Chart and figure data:
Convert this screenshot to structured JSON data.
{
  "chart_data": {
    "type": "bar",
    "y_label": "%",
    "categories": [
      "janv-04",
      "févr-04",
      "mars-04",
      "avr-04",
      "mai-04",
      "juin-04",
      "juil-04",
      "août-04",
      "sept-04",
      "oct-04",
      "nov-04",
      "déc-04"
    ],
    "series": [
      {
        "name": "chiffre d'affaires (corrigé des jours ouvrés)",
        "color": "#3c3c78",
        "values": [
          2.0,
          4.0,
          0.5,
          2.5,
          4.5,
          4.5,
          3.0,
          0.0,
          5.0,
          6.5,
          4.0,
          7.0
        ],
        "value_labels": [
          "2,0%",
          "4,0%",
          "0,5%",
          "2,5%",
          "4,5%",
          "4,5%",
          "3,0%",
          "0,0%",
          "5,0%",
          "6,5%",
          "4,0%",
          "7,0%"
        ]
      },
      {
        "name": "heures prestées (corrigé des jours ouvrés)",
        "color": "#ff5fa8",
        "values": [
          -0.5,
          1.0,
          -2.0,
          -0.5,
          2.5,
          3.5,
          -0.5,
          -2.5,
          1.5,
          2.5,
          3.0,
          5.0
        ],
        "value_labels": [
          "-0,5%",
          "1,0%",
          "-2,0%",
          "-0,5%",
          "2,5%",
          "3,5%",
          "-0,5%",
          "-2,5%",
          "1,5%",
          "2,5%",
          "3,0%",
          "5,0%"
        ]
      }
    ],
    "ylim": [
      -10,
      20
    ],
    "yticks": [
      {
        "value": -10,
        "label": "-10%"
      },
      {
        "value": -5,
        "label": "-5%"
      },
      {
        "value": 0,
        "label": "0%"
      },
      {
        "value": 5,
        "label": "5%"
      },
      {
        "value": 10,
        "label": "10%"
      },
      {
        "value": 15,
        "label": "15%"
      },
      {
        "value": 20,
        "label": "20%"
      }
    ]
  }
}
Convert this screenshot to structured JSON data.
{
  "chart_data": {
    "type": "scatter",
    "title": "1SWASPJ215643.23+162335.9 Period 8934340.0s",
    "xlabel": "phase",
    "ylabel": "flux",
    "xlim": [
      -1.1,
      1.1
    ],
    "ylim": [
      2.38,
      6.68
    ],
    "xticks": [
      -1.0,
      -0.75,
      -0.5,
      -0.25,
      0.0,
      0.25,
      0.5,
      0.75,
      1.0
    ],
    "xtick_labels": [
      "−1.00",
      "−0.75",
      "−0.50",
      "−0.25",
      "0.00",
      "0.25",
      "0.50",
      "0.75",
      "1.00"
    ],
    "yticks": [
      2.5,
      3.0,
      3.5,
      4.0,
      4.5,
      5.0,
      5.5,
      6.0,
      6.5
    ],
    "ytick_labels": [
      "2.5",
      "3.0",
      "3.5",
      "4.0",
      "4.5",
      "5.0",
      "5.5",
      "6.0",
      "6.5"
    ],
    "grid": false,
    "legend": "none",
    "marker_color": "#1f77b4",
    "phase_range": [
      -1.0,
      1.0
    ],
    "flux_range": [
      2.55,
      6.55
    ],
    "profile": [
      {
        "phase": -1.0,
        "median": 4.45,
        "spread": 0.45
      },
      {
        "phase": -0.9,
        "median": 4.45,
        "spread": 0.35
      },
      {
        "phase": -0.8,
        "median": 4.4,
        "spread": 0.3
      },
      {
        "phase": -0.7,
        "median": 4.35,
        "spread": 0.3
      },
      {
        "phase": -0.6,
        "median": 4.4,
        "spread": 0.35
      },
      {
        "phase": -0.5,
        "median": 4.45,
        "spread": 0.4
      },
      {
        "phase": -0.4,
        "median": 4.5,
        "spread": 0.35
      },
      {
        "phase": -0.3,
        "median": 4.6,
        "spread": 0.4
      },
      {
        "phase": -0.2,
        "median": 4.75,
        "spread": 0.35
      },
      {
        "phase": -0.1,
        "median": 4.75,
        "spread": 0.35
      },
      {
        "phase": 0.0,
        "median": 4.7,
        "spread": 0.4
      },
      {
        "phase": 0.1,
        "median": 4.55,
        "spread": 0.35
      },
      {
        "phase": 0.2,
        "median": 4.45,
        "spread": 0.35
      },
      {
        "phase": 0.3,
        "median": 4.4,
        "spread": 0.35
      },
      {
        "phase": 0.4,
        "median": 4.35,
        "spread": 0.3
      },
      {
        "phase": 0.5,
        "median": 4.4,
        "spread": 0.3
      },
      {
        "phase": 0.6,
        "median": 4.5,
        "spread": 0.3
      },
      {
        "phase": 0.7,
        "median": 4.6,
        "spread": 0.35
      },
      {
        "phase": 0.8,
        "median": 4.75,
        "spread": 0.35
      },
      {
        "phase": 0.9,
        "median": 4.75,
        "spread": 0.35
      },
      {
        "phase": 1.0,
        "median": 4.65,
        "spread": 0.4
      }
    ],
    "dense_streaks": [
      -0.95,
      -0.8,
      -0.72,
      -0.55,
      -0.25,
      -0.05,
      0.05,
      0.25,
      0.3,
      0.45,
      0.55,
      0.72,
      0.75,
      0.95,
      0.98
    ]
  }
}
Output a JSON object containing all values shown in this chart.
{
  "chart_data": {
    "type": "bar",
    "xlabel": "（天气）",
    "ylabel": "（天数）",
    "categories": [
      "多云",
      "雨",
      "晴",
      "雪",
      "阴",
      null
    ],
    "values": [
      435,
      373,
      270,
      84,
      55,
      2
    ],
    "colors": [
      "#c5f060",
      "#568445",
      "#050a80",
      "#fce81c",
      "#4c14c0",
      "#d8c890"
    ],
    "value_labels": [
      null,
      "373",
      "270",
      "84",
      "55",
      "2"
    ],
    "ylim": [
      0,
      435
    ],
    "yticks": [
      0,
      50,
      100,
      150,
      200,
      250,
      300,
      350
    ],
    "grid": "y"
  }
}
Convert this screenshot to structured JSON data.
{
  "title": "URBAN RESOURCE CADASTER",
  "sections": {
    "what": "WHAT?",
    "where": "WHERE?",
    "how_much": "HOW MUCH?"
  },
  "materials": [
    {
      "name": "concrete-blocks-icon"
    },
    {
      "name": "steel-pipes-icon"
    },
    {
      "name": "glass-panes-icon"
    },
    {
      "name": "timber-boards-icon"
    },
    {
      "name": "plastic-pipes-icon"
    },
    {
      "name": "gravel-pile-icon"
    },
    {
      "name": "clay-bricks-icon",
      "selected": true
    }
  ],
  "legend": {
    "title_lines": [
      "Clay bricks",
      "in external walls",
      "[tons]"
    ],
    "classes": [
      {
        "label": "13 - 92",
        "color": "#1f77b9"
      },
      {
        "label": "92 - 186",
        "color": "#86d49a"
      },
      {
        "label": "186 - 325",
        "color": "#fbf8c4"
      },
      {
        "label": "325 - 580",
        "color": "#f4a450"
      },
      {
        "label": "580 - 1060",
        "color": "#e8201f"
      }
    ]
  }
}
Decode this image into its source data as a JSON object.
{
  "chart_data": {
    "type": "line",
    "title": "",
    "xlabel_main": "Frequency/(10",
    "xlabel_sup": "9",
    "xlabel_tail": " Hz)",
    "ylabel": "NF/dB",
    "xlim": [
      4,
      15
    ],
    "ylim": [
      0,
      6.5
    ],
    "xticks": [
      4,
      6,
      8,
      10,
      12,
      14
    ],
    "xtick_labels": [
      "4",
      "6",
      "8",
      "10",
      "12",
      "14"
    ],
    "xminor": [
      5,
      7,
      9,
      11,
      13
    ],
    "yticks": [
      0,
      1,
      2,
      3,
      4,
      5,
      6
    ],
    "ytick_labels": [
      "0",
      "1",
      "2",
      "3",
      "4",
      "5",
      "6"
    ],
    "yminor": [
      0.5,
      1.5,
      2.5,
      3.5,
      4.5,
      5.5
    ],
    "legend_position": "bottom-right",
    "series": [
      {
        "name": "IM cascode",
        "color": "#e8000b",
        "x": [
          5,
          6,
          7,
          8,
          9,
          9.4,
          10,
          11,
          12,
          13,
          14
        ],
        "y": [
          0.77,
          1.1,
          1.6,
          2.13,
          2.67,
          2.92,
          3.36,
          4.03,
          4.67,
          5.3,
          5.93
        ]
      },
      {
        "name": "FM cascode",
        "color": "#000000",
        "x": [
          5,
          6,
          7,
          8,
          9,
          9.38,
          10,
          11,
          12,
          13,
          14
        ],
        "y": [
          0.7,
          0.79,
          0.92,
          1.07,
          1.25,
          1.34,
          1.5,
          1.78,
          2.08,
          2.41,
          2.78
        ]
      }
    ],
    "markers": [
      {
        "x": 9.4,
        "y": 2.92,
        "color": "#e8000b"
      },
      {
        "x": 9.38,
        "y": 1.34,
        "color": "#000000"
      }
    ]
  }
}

» **Written exercise**:
Write down only the number of lines that contain the string "object" in the listing.

» **Task response**:
2